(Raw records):
>>>>>

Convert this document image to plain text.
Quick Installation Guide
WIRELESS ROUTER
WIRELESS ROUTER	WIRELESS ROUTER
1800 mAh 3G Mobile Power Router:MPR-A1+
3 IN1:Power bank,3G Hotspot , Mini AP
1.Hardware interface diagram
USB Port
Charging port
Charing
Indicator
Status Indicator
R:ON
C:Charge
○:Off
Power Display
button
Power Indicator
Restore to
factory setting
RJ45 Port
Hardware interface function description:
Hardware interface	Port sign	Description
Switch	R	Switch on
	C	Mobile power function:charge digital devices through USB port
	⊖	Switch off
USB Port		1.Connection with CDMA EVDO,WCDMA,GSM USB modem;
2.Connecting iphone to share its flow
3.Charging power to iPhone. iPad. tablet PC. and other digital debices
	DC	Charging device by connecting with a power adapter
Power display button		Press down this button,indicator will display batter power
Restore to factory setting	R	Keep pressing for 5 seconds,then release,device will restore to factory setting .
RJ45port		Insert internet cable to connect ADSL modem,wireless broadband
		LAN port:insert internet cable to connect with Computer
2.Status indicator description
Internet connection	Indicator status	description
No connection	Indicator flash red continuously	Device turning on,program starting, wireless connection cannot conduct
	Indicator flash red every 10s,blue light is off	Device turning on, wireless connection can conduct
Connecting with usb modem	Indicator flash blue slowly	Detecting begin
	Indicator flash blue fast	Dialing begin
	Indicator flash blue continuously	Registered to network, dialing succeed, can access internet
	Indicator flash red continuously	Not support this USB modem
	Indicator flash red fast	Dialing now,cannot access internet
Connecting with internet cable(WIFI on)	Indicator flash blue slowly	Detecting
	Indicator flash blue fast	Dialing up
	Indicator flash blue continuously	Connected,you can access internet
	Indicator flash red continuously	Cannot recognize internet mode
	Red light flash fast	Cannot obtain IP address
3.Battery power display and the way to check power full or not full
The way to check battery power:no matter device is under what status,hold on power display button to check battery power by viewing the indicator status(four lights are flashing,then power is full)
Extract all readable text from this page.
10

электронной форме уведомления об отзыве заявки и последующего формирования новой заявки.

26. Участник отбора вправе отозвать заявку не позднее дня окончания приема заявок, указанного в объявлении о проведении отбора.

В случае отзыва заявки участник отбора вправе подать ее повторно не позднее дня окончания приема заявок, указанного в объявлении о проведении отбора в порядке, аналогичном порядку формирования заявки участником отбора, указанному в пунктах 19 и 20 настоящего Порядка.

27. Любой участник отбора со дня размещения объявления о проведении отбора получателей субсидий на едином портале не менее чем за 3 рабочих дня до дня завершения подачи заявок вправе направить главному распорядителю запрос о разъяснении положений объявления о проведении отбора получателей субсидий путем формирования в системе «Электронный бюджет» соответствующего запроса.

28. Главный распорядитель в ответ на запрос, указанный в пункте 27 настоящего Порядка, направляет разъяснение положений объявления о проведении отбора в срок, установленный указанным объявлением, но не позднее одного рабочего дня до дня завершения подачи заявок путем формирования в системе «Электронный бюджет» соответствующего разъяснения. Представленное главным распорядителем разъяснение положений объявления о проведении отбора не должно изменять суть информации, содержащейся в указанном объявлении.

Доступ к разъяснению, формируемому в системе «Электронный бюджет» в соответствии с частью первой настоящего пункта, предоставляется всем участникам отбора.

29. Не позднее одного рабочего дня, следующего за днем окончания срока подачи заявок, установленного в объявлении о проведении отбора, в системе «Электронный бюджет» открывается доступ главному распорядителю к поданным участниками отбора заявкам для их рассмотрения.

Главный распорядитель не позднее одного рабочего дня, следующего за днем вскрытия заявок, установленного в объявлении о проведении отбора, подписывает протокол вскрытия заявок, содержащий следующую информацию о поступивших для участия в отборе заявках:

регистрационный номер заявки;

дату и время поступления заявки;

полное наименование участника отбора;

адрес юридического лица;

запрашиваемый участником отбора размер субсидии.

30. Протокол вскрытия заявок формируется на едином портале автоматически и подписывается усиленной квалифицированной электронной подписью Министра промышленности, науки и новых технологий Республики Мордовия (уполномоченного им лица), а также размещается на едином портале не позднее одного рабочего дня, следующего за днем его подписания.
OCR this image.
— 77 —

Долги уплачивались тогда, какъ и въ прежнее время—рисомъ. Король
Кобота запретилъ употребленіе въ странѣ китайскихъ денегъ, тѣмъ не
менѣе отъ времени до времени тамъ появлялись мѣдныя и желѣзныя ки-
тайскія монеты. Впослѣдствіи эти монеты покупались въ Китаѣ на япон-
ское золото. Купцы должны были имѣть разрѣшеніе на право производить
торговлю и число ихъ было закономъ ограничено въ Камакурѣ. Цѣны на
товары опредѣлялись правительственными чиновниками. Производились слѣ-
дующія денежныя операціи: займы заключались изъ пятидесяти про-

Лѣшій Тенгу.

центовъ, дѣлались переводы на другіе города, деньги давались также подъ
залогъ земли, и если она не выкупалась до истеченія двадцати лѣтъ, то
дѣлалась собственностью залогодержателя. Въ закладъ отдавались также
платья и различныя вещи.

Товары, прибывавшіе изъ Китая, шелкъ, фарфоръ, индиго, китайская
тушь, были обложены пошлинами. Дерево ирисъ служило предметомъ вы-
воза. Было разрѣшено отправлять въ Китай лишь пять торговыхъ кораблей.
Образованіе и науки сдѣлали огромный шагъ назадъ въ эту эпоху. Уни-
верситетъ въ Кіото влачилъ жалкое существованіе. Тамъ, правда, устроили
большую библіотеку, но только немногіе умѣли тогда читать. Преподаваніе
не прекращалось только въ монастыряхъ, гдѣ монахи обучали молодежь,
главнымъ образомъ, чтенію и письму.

<<<<<

(What the exercise asks):
Exactly as shown, repeat every record.

(Solution):
Convert this document image to plain text.
Quick Installation Guide
WIRELESS ROUTER
WIRELESS ROUTER	WIRELESS ROUTER
1800 mAh 3G Mobile Power Router:MPR-A1+
3 IN1:Power bank,3G Hotspot , Mini AP
1.Hardware interface diagram
USB Port
Charging port
Charing
Indicator
Status Indicator
R:ON
C:Charge
○:Off
Power Display
button
Power Indicator
Restore to
factory setting
RJ45 Port
Hardware interface function description:
Hardware interface	Port sign	Description
Switch	R	Switch on
	C	Mobile power function:charge digital devices through USB port
	⊖	Switch off
USB Port		1.Connection with CDMA EVDO,WCDMA,GSM USB modem;
2.Connecting iphone to share its flow
3.Charging power to iPhone. iPad. tablet PC. and other digital debices
	DC	Charging device by connecting with a power adapter
Power display button		Press down this button,indicator will display batter power
Restore to factory setting	R	Keep pressing for 5 seconds,then release,device will restore to factory setting .
RJ45port		Insert internet cable to connect ADSL modem,wireless broadband
		LAN port:insert internet cable to connect with Computer
2.Status indicator description
Internet connection	Indicator status	description
No connection	Indicator flash red continuously	Device turning on,program starting, wireless connection cannot conduct
	Indicator flash red every 10s,blue light is off	Device turning on, wireless connection can conduct
Connecting with usb modem	Indicator flash blue slowly	Detecting begin
	Indicator flash blue fast	Dialing begin
	Indicator flash blue continuously	Registered to network, dialing succeed, can access internet
	Indicator flash red continuously	Not support this USB modem
	Indicator flash red fast	Dialing now,cannot access internet
Connecting with internet cable(WIFI on)	Indicator flash blue slowly	Detecting
	Indicator flash blue fast	Dialing up
	Indicator flash blue continuously	Connected,you can access internet
	Indicator flash red continuously	Cannot recognize internet mode
	Red light flash fast	Cannot obtain IP address
3.Battery power display and the way to check power full or not full
The way to check battery power:no matter device is under what status,hold on power display button to check battery power by viewing the indicator status(four lights are flashing,then power is full)
Extract all readable text from this page.
10

электронной форме уведомления об отзыве заявки и последующего формирования новой заявки.

26. Участник отбора вправе отозвать заявку не позднее дня окончания приема заявок, указанного в объявлении о проведении отбора.

В случае отзыва заявки участник отбора вправе подать ее повторно не позднее дня окончания приема заявок, указанного в объявлении о проведении отбора в порядке, аналогичном порядку формирования заявки участником отбора, указанному в пунктах 19 и 20 настоящего Порядка.

27. Любой участник отбора со дня размещения объявления о проведении отбора получателей субсидий на едином портале не менее чем за 3 рабочих дня до дня завершения подачи заявок вправе направить главному распорядителю запрос о разъяснении положений объявления о проведении отбора получателей субсидий путем формирования в системе «Электронный бюджет» соответствующего запроса.

28. Главный распорядитель в ответ на запрос, указанный в пункте 27 настоящего Порядка, направляет разъяснение положений объявления о проведении отбора в срок, установленный указанным объявлением, но не позднее одного рабочего дня до дня завершения подачи заявок путем формирования в системе «Электронный бюджет» соответствующего разъяснения. Представленное главным распорядителем разъяснение положений объявления о проведении отбора не должно изменять суть информации, содержащейся в указанном объявлении.

Доступ к разъяснению, формируемому в системе «Электронный бюджет» в соответствии с частью первой настоящего пункта, предоставляется всем участникам отбора.

29. Не позднее одного рабочего дня, следующего за днем окончания срока подачи заявок, установленного в объявлении о проведении отбора, в системе «Электронный бюджет» открывается доступ главному распорядителю к поданным участниками отбора заявкам для их рассмотрения.

Главный распорядитель не позднее одного рабочего дня, следующего за днем вскрытия заявок, установленного в объявлении о проведении отбора, подписывает протокол вскрытия заявок, содержащий следующую информацию о поступивших для участия в отборе заявках:

регистрационный номер заявки;

дату и время поступления заявки;

полное наименование участника отбора;

адрес юридического лица;

запрашиваемый участником отбора размер субсидии.

30. Протокол вскрытия заявок формируется на едином портале автоматически и подписывается усиленной квалифицированной электронной подписью Министра промышленности, науки и новых технологий Республики Мордовия (уполномоченного им лица), а также размещается на едином портале не позднее одного рабочего дня, следующего за днем его подписания.
OCR this image.
— 77 —

Долги уплачивались тогда, какъ и въ прежнее время—рисомъ. Король
Кобота запретилъ употребленіе въ странѣ китайскихъ денегъ, тѣмъ не
менѣе отъ времени до времени тамъ появлялись мѣдныя и желѣзныя ки-
тайскія монеты. Впослѣдствіи эти монеты покупались въ Китаѣ на япон-
ское золото. Купцы должны были имѣть разрѣшеніе на право производить
торговлю и число ихъ было закономъ ограничено въ Камакурѣ. Цѣны на
товары опредѣлялись правительственными чиновниками. Производились слѣ-
дующія денежныя операціи: займы заключались изъ пятидесяти про-

Лѣшій Тенгу.

центовъ, дѣлались переводы на другіе города, деньги давались также подъ
залогъ земли, и если она не выкупалась до истеченія двадцати лѣтъ, то
дѣлалась собственностью залогодержателя. Въ закладъ отдавались также
платья и различныя вещи.

Товары, прибывавшіе изъ Китая, шелкъ, фарфоръ, индиго, китайская
тушь, были обложены пошлинами. Дерево ирисъ служило предметомъ вы-
воза. Было разрѣшено отправлять въ Китай лишь пять торговыхъ кораблей.
Образованіе и науки сдѣлали огромный шагъ назадъ въ эту эпоху. Уни-
верситетъ въ Кіото влачилъ жалкое существованіе. Тамъ, правда, устроили
большую библіотеку, но только немногіе умѣли тогда читать. Преподаваніе
не прекращалось только въ монастыряхъ, гдѣ монахи обучали молодежь,
главнымъ образомъ, чтенію и письму.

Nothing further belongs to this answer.